══ MATERIAL FOR THIS EXERCISE ══

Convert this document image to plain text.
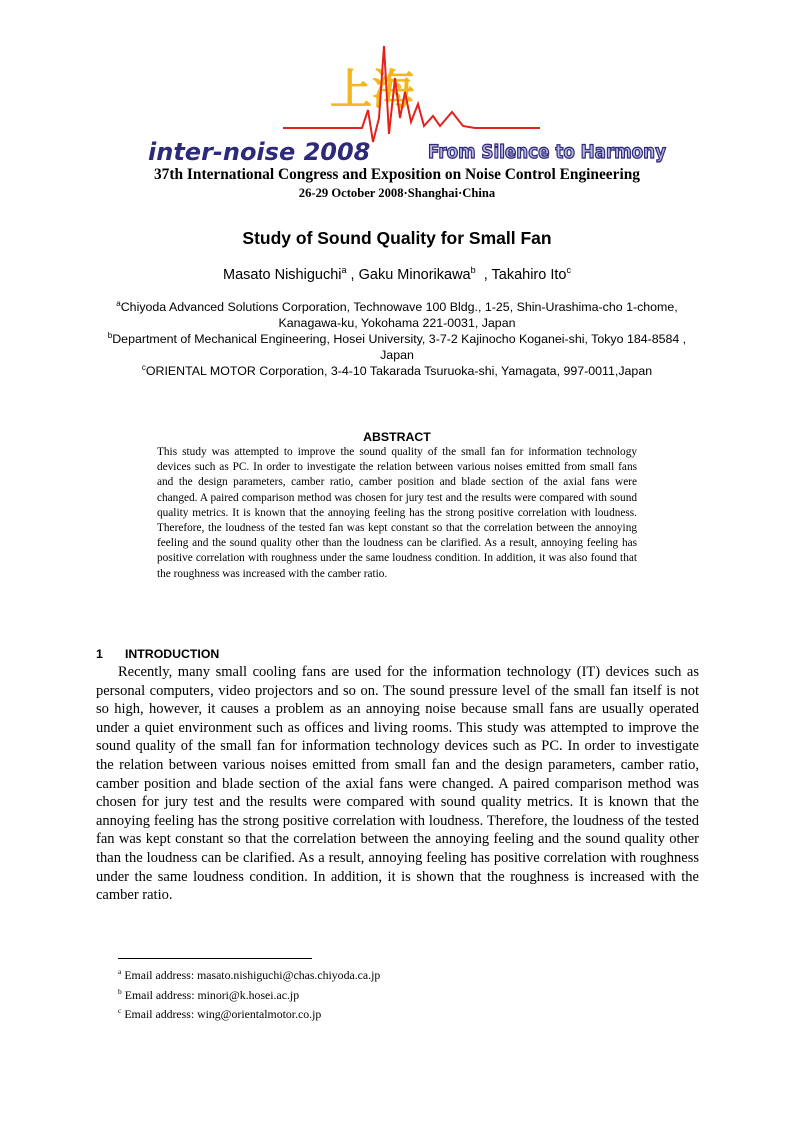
上海
inter-noise 2008	From Silence to Harmony
37th International Congress and Exposition on Noise Control Engineering
26-29 October 2008·Shanghai·China
Study of Sound Quality for Small Fan
Masato Nishiguchi$^a$ , Gaku Minorikawa$^b$  , Takahiro Ito$^c$
$^a$Chiyoda Advanced Solutions Corporation, Technowave 100 Bldg., 1-25, Shin-Urashima-cho 1-chome, Kanagawa-ku, Yokohama 221-0031, Japan
$^b$Department of Mechanical Engineering, Hosei University, 3-7-2 Kajinocho Koganei-shi, Tokyo 184-8584 , Japan
$^c$ORIENTAL MOTOR Corporation, 3-4-10 Takarada Tsuruoka-shi, Yamagata, 997-0011,Japan
ABSTRACT
This study was attempted to improve the sound quality of the small fan for information technology devices such as PC. In order to investigate the relation between various noises emitted from small fans and the design parameters, camber ratio, camber position and blade section of the axial fans were changed. A paired comparison method was chosen for jury test and the results were compared with sound quality metrics. It is known that the annoying feeling has the strong positive correlation with loudness. Therefore, the loudness of the tested fan was kept constant so that the correlation between the annoying feeling and the sound quality other than the loudness can be clarified. As a result, annoying feeling has positive correlation with roughness under the same loudness condition. In addition, it was also found that the roughness was increased with the camber ratio.
1 INTRODUCTION
Recently, many small cooling fans are used for the information technology (IT) devices such as personal computers, video projectors and so on. The sound pressure level of the small fan itself is not so high, however, it causes a problem as an annoying noise because small fans are usually operated under a quiet environment such as offices and living rooms. This study was attempted to improve the sound quality of the small fan for information technology devices such as PC. In order to investigate the relation between various noises emitted from small fan and the design parameters, camber ratio, camber position and blade section of the axial fans were changed. A paired comparison method was chosen for jury test and the results were compared with sound quality metrics. It is known that the annoying feeling has the strong positive correlation with loudness. Therefore, the loudness of the tested fan was kept constant so that the correlation between the annoying feeling and the sound quality other than the loudness can be clarified. As a result, annoying feeling has positive correlation with roughness under the same loudness condition. In addition, it is shown that the roughness is increased with the camber ratio.
$^a$ Email address: masato.nishiguchi@chas.chiyoda.ca.jp
$^b$ Email address: minori@k.hosei.ac.jp
$^c$ Email address: wing@orientalmotor.co.jp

═══

THE PROBLEM: Copy each line in full and exactly, omitting any picture.

COMPLETED EXERCISE:
Convert this document image to plain text.
上海
inter-noise 2008	From Silence to Harmony
37th International Congress and Exposition on Noise Control Engineering
26-29 October 2008·Shanghai·China
Study of Sound Quality for Small Fan
Masato Nishiguchi$^a$ , Gaku Minorikawa$^b$  , Takahiro Ito$^c$
$^a$Chiyoda Advanced Solutions Corporation, Technowave 100 Bldg., 1-25, Shin-Urashima-cho 1-chome, Kanagawa-ku, Yokohama 221-0031, Japan
$^b$Department of Mechanical Engineering, Hosei University, 3-7-2 Kajinocho Koganei-shi, Tokyo 184-8584 , Japan
$^c$ORIENTAL MOTOR Corporation, 3-4-10 Takarada Tsuruoka-shi, Yamagata, 997-0011,Japan
ABSTRACT
This study was attempted to improve the sound quality of the small fan for information technology devices such as PC. In order to investigate the relation between various noises emitted from small fans and the design parameters, camber ratio, camber position and blade section of the axial fans were changed. A paired comparison method was chosen for jury test and the results were compared with sound quality metrics. It is known that the annoying feeling has the strong positive correlation with loudness. Therefore, the loudness of the tested fan was kept constant so that the correlation between the annoying feeling and the sound quality other than the loudness can be clarified. As a result, annoying feeling has positive correlation with roughness under the same loudness condition. In addition, it was also found that the roughness was increased with the camber ratio.
1 INTRODUCTION
Recently, many small cooling fans are used for the information technology (IT) devices such as personal computers, video projectors and so on. The sound pressure level of the small fan itself is not so high, however, it causes a problem as an annoying noise because small fans are usually operated under a quiet environment such as offices and living rooms. This study was attempted to improve the sound quality of the small fan for information technology devices such as PC. In order to investigate the relation between various noises emitted from small fan and the design parameters, camber ratio, camber position and blade section of the axial fans were changed. A paired comparison method was chosen for jury test and the results were compared with sound quality metrics. It is known that the annoying feeling has the strong positive correlation with loudness. Therefore, the loudness of the tested fan was kept constant so that the correlation between the annoying feeling and the sound quality other than the loudness can be clarified. As a result, annoying feeling has positive correlation with roughness under the same loudness condition. In addition, it is shown that the roughness is increased with the camber ratio.
$^a$ Email address: masato.nishiguchi@chas.chiyoda.ca.jp
$^b$ Email address: minori@k.hosei.ac.jp
$^c$ Email address: wing@orientalmotor.co.jp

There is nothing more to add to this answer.